Dataset entries on figures:

.....

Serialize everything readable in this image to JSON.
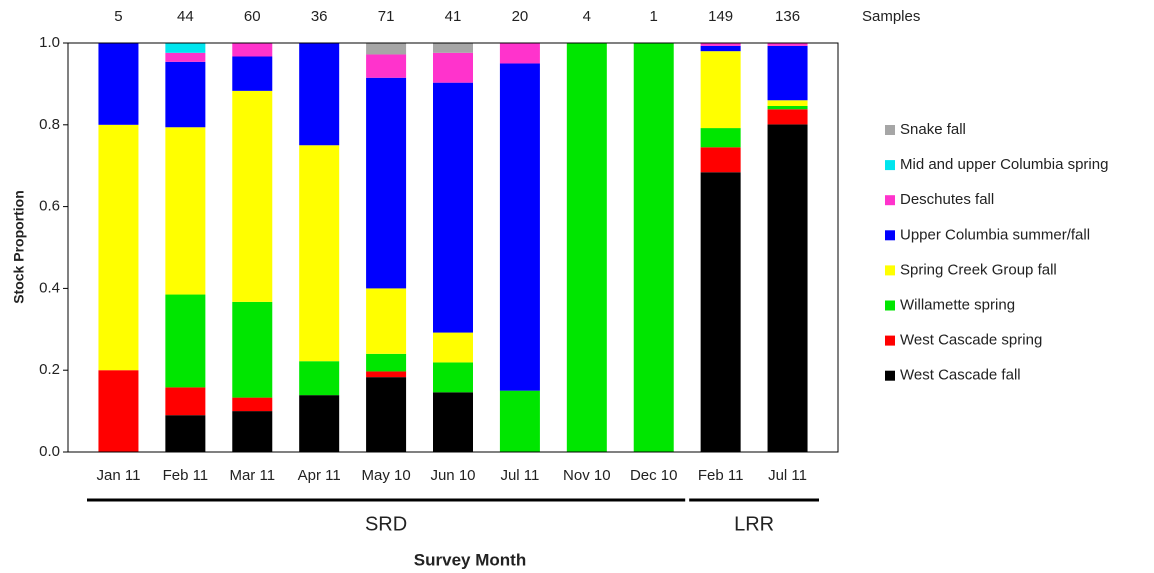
{
  "chart_data": {
    "type": "stacked-bar",
    "y_label": "Stock Proportion",
    "x_label": "Survey Month",
    "sample_label": "Samples",
    "categories": [
      "Jan 11",
      "Feb 11",
      "Mar 11",
      "Apr 11",
      "May 10",
      "Jun 10",
      "Jul 11",
      "Nov 10",
      "Dec 10",
      "Feb 11",
      "Jul 11"
    ],
    "category_groups": [
      "SRD",
      "SRD",
      "SRD",
      "SRD",
      "SRD",
      "SRD",
      "SRD",
      "SRD",
      "SRD",
      "LRR",
      "LRR"
    ],
    "sample_counts": [
      5,
      44,
      60,
      36,
      71,
      41,
      20,
      4,
      1,
      149,
      136
    ],
    "ylim": [
      0,
      1
    ],
    "yticks": [
      {
        "value": 0,
        "label": "0.0"
      },
      {
        "value": 0.2,
        "label": "0.2"
      },
      {
        "value": 0.4,
        "label": "0.4"
      },
      {
        "value": 0.6,
        "label": "0.6"
      },
      {
        "value": 0.8,
        "label": "0.8"
      },
      {
        "value": 1,
        "label": "1.0"
      }
    ],
    "legend": "right",
    "series": [
      {
        "name": "West Cascade fall",
        "color": "#000000",
        "values": [
          0,
          0.09,
          0.1,
          0.139,
          0.183,
          0.146,
          0,
          0,
          0,
          0.684,
          0.801
        ]
      },
      {
        "name": "West Cascade spring",
        "color": "#ff0000",
        "values": [
          0.2,
          0.068,
          0.033,
          0,
          0.014,
          0,
          0,
          0,
          0,
          0.061,
          0.037
        ]
      },
      {
        "name": "Willamette spring",
        "color": "#00e600",
        "values": [
          0,
          0.227,
          0.234,
          0.083,
          0.043,
          0.073,
          0.15,
          1,
          1,
          0.047,
          0.008
        ]
      },
      {
        "name": "Spring Creek Group fall",
        "color": "#ffff00",
        "values": [
          0.6,
          0.409,
          0.516,
          0.528,
          0.16,
          0.073,
          0,
          0,
          0,
          0.188,
          0.014
        ]
      },
      {
        "name": "Upper Columbia summer/fall",
        "color": "#0000ff",
        "values": [
          0.2,
          0.16,
          0.084,
          0.25,
          0.515,
          0.611,
          0.8,
          0,
          0,
          0.013,
          0.133
        ]
      },
      {
        "name": "Deschutes fall",
        "color": "#ff33cc",
        "values": [
          0,
          0.022,
          0.033,
          0,
          0.057,
          0.073,
          0.05,
          0,
          0,
          0.007,
          0.007
        ]
      },
      {
        "name": "Mid and upper Columbia spring",
        "color": "#00e5ee",
        "values": [
          0,
          0.023,
          0,
          0,
          0,
          0,
          0,
          0,
          0,
          0,
          0
        ]
      },
      {
        "name": "Snake fall",
        "color": "#a6a6a6",
        "values": [
          0,
          0,
          0,
          0,
          0.028,
          0.024,
          0,
          0,
          0,
          0,
          0
        ]
      }
    ]
  }
}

.....

**EXERCISE DESCRIPTION**
Which lines of the data above contain "Cascade"? Copy each one.

**SOLUTION FOR THIS PROBLEM**
        "name": "West Cascade fall",
        "name": "West Cascade spring",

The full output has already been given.